▶ **Excerpt provided**:
____

Carrotgate: students' fragile knowledge

Carrotgate: students' fragile knowledge

Thousands of students got into a pickle last week when the GCSE osmosis question was set in an unfamiliar context – carrots. This is no small potatoes.It’s a wake-up call that many schemes are not well aligned with the new exams, which test less of what’s in the book and more what students can do with it. Does your scheme equip students to apply knowledge?

The problem, as Richard Feynman put it, is students acquire ‘fragile knowledge’. So with osmosis, only questions about potatoes with diagrams like the one students memorised trigger their knowledge. Here are 6 warning signs your 5-year scheme might contribute to ‘fragile knowledge’:

  1. Concept objectives that don’t specify 'unfamiliar' situations
  2. Skills objectives that don’t make time for generating and testing hypotheses
  3. Units that contain many different topics with few connections
  4. Acquire activities (AO1) that don’t make students puzzle out phenomena first
  5. Apply questions (AO2) that are easily recalled like the ones taught
  6. Assessment items that are routine questions like the ones taught

How can a scheme equip students with ‘deep knowledge’ – well generalised and connected to other ideas. These are the key changes in our big ideas 5-year plan, Blueprint:

  1. Concept objectives that match GCSE objectives AO2 and 3
  2. Skills objectives that integrate scientific thinking into every learning stage
  3. Units that focus on deep knowledge of 2-3 key concepts
  4. Acquire activities (AO1) that start with phenomena and students’ ideas
  5. Apply questions (AO2) that show how to generalise knowledge
  6. Assessment items that target deep knowledge and misconceptions

Want to know more?

____

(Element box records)
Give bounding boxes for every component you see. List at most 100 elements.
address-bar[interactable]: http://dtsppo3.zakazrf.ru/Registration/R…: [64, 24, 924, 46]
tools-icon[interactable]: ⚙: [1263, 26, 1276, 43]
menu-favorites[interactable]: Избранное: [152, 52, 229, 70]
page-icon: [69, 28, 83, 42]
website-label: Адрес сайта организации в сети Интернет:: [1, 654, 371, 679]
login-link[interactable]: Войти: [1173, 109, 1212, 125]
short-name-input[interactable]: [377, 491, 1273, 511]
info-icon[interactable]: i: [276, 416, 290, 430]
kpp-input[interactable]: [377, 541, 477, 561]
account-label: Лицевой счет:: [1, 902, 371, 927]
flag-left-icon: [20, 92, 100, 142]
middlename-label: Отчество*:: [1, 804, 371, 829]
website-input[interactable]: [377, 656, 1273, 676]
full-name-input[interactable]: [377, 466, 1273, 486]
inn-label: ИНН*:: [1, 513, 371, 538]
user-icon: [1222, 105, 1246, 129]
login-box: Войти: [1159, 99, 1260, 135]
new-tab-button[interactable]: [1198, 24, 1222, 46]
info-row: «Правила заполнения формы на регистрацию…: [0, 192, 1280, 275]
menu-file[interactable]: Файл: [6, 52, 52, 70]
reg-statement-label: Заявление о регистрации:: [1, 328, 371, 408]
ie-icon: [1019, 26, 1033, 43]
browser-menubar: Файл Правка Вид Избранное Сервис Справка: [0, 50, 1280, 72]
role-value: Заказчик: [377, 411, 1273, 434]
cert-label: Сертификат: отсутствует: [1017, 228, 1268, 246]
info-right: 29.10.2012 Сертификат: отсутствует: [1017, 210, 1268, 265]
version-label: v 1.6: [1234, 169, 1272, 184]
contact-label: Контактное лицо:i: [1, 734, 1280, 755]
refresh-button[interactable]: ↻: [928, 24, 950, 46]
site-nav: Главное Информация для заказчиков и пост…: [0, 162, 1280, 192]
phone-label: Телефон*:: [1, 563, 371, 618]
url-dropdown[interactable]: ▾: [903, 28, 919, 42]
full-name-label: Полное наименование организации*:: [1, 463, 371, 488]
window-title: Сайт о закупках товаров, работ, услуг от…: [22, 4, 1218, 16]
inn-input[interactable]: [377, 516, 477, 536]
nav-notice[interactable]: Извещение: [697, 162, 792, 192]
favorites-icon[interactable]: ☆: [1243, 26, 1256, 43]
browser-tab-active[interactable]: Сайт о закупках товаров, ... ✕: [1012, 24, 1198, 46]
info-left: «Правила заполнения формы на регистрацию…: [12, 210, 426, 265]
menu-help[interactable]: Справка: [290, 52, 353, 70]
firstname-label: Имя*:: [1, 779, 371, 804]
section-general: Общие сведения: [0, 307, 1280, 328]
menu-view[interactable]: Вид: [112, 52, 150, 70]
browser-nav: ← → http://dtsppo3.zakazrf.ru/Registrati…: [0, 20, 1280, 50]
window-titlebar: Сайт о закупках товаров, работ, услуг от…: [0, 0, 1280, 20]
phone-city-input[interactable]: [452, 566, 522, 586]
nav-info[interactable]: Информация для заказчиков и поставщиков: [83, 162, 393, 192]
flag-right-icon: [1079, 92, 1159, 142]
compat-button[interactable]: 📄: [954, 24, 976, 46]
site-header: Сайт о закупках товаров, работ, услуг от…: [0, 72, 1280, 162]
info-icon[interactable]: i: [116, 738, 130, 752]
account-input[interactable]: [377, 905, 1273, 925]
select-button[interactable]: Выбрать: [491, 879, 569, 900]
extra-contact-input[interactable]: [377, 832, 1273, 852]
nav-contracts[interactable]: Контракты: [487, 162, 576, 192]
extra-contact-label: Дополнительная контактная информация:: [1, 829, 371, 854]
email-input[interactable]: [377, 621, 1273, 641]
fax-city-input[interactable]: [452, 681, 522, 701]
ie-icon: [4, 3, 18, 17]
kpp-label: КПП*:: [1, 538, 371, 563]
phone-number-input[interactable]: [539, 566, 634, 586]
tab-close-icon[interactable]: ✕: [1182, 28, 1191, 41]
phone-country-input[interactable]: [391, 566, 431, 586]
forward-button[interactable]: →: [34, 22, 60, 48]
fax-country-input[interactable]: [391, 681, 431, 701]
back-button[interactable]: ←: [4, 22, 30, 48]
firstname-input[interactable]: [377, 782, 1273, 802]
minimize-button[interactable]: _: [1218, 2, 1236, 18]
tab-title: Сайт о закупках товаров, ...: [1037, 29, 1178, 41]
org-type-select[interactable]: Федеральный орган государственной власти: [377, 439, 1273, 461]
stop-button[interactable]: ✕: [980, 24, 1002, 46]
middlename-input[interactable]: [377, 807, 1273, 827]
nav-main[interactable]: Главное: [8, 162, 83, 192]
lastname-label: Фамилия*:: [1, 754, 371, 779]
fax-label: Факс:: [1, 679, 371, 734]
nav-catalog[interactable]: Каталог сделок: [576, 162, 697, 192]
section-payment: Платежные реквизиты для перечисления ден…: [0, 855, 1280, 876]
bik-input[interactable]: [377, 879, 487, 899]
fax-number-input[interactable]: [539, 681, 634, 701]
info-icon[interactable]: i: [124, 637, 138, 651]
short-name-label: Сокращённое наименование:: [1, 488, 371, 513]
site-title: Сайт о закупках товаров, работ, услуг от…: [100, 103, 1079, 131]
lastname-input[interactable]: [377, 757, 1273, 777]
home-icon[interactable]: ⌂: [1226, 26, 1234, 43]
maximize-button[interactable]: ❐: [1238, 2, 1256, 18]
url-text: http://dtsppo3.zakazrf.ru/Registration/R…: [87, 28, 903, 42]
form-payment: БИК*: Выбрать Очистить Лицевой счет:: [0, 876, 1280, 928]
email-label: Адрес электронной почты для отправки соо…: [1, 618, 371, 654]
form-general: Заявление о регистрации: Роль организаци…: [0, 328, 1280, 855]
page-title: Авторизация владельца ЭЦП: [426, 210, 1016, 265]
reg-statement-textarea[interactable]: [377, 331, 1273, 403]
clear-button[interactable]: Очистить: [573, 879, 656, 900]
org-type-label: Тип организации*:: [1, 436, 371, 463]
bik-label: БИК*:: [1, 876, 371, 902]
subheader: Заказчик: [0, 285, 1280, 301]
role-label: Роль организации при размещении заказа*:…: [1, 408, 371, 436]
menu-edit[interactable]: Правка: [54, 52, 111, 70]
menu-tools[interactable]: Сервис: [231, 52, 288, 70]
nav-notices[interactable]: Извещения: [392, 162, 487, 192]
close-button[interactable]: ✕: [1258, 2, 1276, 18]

____

▶ **Work to do**:
a: Using the text on carrotgate, list the warning signs it gives that a 5-year scheme might contribute to "fragile knowledge".
b: According to the carrotgate text, what unfamiliar context was the GCSE osmosis question set in?

▶ **Solution list**:
a:
1. Concept objectives that don't specify "unfamiliar" situations
2. Skills objectives that don't make time for generating and testing hypotheses
3. Units that contain many different topics with few connections
4. Acquire activities (AO1) that don't make students puzzle out phenomena first
5. Apply questions (AO2) that are easily recalled like the ones taught
6. Assessment items that are routine questions like the ones taught

b: Carrots.